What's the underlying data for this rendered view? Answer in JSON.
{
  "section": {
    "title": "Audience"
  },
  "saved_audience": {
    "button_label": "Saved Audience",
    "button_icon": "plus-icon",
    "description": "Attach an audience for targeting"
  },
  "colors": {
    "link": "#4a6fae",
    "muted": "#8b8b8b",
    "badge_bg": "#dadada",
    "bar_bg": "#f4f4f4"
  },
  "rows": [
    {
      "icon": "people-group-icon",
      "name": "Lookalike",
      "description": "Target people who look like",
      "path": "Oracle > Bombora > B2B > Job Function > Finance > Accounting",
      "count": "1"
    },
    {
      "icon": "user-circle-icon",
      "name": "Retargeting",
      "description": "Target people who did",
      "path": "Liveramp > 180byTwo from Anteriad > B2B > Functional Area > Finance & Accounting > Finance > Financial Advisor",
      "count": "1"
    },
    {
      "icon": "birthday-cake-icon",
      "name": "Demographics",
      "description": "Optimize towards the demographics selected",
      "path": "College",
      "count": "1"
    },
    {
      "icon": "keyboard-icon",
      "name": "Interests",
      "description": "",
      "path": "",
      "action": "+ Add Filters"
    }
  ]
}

___

What you should do:
Look through the entries above for the word "icon". Copy every line where it shows up.

Output for this task:
    "button_icon": "plus-icon",
      "icon": "people-group-icon",
      "icon": "user-circle-icon",
      "icon": "birthday-cake-icon",
      "icon": "keyboard-icon",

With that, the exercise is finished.